* RECORDS *
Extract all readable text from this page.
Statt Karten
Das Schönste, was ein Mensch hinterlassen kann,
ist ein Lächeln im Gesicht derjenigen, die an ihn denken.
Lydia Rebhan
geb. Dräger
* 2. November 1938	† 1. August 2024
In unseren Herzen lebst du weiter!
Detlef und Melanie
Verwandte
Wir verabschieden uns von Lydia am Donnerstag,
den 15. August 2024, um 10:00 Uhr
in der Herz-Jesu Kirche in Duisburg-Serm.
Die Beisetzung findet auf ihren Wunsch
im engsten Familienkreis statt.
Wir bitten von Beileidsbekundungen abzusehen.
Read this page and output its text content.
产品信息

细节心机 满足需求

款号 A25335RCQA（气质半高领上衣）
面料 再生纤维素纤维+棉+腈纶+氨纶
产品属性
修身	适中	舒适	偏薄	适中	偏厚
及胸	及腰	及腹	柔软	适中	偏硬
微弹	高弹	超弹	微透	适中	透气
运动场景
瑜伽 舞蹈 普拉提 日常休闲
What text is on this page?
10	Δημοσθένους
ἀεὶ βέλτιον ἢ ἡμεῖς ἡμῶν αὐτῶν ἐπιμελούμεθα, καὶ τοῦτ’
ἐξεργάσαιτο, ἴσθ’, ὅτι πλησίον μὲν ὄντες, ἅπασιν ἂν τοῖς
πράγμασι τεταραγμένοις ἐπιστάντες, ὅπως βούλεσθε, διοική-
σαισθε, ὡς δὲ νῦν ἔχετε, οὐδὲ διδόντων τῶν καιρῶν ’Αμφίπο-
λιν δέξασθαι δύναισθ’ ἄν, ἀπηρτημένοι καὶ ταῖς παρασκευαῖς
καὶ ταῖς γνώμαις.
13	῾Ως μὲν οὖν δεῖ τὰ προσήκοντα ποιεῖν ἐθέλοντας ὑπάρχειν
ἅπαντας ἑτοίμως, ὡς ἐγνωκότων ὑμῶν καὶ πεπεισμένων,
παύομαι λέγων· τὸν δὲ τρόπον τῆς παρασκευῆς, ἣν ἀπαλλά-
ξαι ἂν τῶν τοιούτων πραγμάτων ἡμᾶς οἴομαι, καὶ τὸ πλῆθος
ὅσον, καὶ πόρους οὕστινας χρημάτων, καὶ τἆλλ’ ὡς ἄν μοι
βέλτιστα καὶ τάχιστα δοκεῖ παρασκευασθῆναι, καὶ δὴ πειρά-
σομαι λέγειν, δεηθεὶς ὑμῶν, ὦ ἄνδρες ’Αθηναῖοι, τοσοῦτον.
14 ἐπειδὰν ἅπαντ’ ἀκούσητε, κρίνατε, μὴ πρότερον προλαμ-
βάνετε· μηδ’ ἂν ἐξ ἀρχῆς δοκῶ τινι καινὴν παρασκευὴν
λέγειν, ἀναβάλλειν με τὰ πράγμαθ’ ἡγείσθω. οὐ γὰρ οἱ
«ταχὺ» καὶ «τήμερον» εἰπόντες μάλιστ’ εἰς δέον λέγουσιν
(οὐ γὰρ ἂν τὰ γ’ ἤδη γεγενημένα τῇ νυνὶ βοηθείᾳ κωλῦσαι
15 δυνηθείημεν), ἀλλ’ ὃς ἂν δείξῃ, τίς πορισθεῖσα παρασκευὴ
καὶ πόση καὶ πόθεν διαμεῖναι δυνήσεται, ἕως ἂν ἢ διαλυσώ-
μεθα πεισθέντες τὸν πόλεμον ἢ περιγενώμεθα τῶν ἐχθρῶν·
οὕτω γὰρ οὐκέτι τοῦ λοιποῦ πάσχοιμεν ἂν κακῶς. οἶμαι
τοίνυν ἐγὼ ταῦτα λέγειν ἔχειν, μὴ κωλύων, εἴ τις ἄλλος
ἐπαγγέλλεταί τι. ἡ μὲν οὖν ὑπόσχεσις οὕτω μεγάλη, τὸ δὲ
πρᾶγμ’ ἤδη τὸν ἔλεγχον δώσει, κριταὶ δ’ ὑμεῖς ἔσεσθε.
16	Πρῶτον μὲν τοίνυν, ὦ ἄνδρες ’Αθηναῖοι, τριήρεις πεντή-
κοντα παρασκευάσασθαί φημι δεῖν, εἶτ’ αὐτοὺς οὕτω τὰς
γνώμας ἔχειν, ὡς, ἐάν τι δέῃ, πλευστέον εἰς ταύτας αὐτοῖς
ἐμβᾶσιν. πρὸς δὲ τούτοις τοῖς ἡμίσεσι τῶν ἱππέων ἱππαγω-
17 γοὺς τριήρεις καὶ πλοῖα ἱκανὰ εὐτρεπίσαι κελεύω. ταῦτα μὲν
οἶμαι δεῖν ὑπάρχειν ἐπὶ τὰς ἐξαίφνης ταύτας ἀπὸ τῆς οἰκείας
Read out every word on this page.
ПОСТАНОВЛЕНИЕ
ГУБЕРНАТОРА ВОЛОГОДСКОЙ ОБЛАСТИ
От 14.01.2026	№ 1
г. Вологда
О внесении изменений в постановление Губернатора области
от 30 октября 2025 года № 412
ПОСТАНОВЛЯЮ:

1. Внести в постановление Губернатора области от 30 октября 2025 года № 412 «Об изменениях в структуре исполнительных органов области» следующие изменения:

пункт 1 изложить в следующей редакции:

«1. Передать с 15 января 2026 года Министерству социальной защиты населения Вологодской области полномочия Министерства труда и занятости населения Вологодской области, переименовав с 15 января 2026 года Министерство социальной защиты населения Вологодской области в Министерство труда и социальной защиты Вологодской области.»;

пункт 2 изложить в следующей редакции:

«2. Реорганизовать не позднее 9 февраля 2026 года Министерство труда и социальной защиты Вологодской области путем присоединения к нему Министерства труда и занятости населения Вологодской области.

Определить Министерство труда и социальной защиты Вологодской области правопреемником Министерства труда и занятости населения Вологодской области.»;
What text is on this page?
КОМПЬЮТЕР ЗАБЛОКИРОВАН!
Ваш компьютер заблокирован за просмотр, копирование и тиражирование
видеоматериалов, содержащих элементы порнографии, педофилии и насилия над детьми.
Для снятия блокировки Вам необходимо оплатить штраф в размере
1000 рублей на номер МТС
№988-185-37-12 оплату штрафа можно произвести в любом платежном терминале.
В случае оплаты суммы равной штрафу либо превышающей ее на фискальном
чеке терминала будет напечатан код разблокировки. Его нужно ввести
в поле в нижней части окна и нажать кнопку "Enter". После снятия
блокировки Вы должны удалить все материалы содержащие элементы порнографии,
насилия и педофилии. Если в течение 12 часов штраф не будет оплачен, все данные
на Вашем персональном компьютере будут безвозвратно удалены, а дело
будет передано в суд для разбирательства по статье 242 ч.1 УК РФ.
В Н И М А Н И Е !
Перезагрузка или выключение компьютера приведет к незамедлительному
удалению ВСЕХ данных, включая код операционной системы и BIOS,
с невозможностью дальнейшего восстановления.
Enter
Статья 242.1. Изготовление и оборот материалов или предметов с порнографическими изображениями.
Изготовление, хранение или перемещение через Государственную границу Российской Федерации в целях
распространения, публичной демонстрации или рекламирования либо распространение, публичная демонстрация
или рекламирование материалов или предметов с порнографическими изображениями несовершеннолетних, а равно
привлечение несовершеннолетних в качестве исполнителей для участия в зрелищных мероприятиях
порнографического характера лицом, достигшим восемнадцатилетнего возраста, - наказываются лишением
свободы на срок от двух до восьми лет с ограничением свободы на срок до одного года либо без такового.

* WORK TO COMPLETE *
Return every entry exactly as given.

* RESULT FOR THIS TASK *
Extract all readable text from this page.
Statt Karten
Das Schönste, was ein Mensch hinterlassen kann,
ist ein Lächeln im Gesicht derjenigen, die an ihn denken.
Lydia Rebhan
geb. Dräger
* 2. November 1938	† 1. August 2024
In unseren Herzen lebst du weiter!
Detlef und Melanie
Verwandte
Wir verabschieden uns von Lydia am Donnerstag,
den 15. August 2024, um 10:00 Uhr
in der Herz-Jesu Kirche in Duisburg-Serm.
Die Beisetzung findet auf ihren Wunsch
im engsten Familienkreis statt.
Wir bitten von Beileidsbekundungen abzusehen.
Read this page and output its text content.
产品信息

细节心机 满足需求

款号 A25335RCQA（气质半高领上衣）
面料 再生纤维素纤维+棉+腈纶+氨纶
产品属性
修身	适中	舒适	偏薄	适中	偏厚
及胸	及腰	及腹	柔软	适中	偏硬
微弹	高弹	超弹	微透	适中	透气
运动场景
瑜伽 舞蹈 普拉提 日常休闲
What text is on this page?
10	Δημοσθένους
ἀεὶ βέλτιον ἢ ἡμεῖς ἡμῶν αὐτῶν ἐπιμελούμεθα, καὶ τοῦτ’
ἐξεργάσαιτο, ἴσθ’, ὅτι πλησίον μὲν ὄντες, ἅπασιν ἂν τοῖς
πράγμασι τεταραγμένοις ἐπιστάντες, ὅπως βούλεσθε, διοική-
σαισθε, ὡς δὲ νῦν ἔχετε, οὐδὲ διδόντων τῶν καιρῶν ’Αμφίπο-
λιν δέξασθαι δύναισθ’ ἄν, ἀπηρτημένοι καὶ ταῖς παρασκευαῖς
καὶ ταῖς γνώμαις.
13	῾Ως μὲν οὖν δεῖ τὰ προσήκοντα ποιεῖν ἐθέλοντας ὑπάρχειν
ἅπαντας ἑτοίμως, ὡς ἐγνωκότων ὑμῶν καὶ πεπεισμένων,
παύομαι λέγων· τὸν δὲ τρόπον τῆς παρασκευῆς, ἣν ἀπαλλά-
ξαι ἂν τῶν τοιούτων πραγμάτων ἡμᾶς οἴομαι, καὶ τὸ πλῆθος
ὅσον, καὶ πόρους οὕστινας χρημάτων, καὶ τἆλλ’ ὡς ἄν μοι
βέλτιστα καὶ τάχιστα δοκεῖ παρασκευασθῆναι, καὶ δὴ πειρά-
σομαι λέγειν, δεηθεὶς ὑμῶν, ὦ ἄνδρες ’Αθηναῖοι, τοσοῦτον.
14 ἐπειδὰν ἅπαντ’ ἀκούσητε, κρίνατε, μὴ πρότερον προλαμ-
βάνετε· μηδ’ ἂν ἐξ ἀρχῆς δοκῶ τινι καινὴν παρασκευὴν
λέγειν, ἀναβάλλειν με τὰ πράγμαθ’ ἡγείσθω. οὐ γὰρ οἱ
«ταχὺ» καὶ «τήμερον» εἰπόντες μάλιστ’ εἰς δέον λέγουσιν
(οὐ γὰρ ἂν τὰ γ’ ἤδη γεγενημένα τῇ νυνὶ βοηθείᾳ κωλῦσαι
15 δυνηθείημεν), ἀλλ’ ὃς ἂν δείξῃ, τίς πορισθεῖσα παρασκευὴ
καὶ πόση καὶ πόθεν διαμεῖναι δυνήσεται, ἕως ἂν ἢ διαλυσώ-
μεθα πεισθέντες τὸν πόλεμον ἢ περιγενώμεθα τῶν ἐχθρῶν·
οὕτω γὰρ οὐκέτι τοῦ λοιποῦ πάσχοιμεν ἂν κακῶς. οἶμαι
τοίνυν ἐγὼ ταῦτα λέγειν ἔχειν, μὴ κωλύων, εἴ τις ἄλλος
ἐπαγγέλλεταί τι. ἡ μὲν οὖν ὑπόσχεσις οὕτω μεγάλη, τὸ δὲ
πρᾶγμ’ ἤδη τὸν ἔλεγχον δώσει, κριταὶ δ’ ὑμεῖς ἔσεσθε.
16	Πρῶτον μὲν τοίνυν, ὦ ἄνδρες ’Αθηναῖοι, τριήρεις πεντή-
κοντα παρασκευάσασθαί φημι δεῖν, εἶτ’ αὐτοὺς οὕτω τὰς
γνώμας ἔχειν, ὡς, ἐάν τι δέῃ, πλευστέον εἰς ταύτας αὐτοῖς
ἐμβᾶσιν. πρὸς δὲ τούτοις τοῖς ἡμίσεσι τῶν ἱππέων ἱππαγω-
17 γοὺς τριήρεις καὶ πλοῖα ἱκανὰ εὐτρεπίσαι κελεύω. ταῦτα μὲν
οἶμαι δεῖν ὑπάρχειν ἐπὶ τὰς ἐξαίφνης ταύτας ἀπὸ τῆς οἰκείας
Read out every word on this page.
ПОСТАНОВЛЕНИЕ
ГУБЕРНАТОРА ВОЛОГОДСКОЙ ОБЛАСТИ
От 14.01.2026	№ 1
г. Вологда
О внесении изменений в постановление Губернатора области
от 30 октября 2025 года № 412
ПОСТАНОВЛЯЮ:

1. Внести в постановление Губернатора области от 30 октября 2025 года № 412 «Об изменениях в структуре исполнительных органов области» следующие изменения:

пункт 1 изложить в следующей редакции:

«1. Передать с 15 января 2026 года Министерству социальной защиты населения Вологодской области полномочия Министерства труда и занятости населения Вологодской области, переименовав с 15 января 2026 года Министерство социальной защиты населения Вологодской области в Министерство труда и социальной защиты Вологодской области.»;

пункт 2 изложить в следующей редакции:

«2. Реорганизовать не позднее 9 февраля 2026 года Министерство труда и социальной защиты Вологодской области путем присоединения к нему Министерства труда и занятости населения Вологодской области.

Определить Министерство труда и социальной защиты Вологодской области правопреемником Министерства труда и занятости населения Вологодской области.»;
What text is on this page?
КОМПЬЮТЕР ЗАБЛОКИРОВАН!
Ваш компьютер заблокирован за просмотр, копирование и тиражирование
видеоматериалов, содержащих элементы порнографии, педофилии и насилия над детьми.
Для снятия блокировки Вам необходимо оплатить штраф в размере
1000 рублей на номер МТС
№988-185-37-12 оплату штрафа можно произвести в любом платежном терминале.
В случае оплаты суммы равной штрафу либо превышающей ее на фискальном
чеке терминала будет напечатан код разблокировки. Его нужно ввести
в поле в нижней части окна и нажать кнопку "Enter". После снятия
блокировки Вы должны удалить все материалы содержащие элементы порнографии,
насилия и педофилии. Если в течение 12 часов штраф не будет оплачен, все данные
на Вашем персональном компьютере будут безвозвратно удалены, а дело
будет передано в суд для разбирательства по статье 242 ч.1 УК РФ.
В Н И М А Н И Е !
Перезагрузка или выключение компьютера приведет к незамедлительному
удалению ВСЕХ данных, включая код операционной системы и BIOS,
с невозможностью дальнейшего восстановления.
Enter
Статья 242.1. Изготовление и оборот материалов или предметов с порнографическими изображениями.
Изготовление, хранение или перемещение через Государственную границу Российской Федерации в целях
распространения, публичной демонстрации или рекламирования либо распространение, публичная демонстрация
или рекламирование материалов или предметов с порнографическими изображениями несовершеннолетних, а равно
привлечение несовершеннолетних в качестве исполнителей для участия в зрелищных мероприятиях
порнографического характера лицом, достигшим восемнадцатилетнего возраста, - наказываются лишением
свободы на срок от двух до восьми лет с ограничением свободы на срок до одного года либо без такового.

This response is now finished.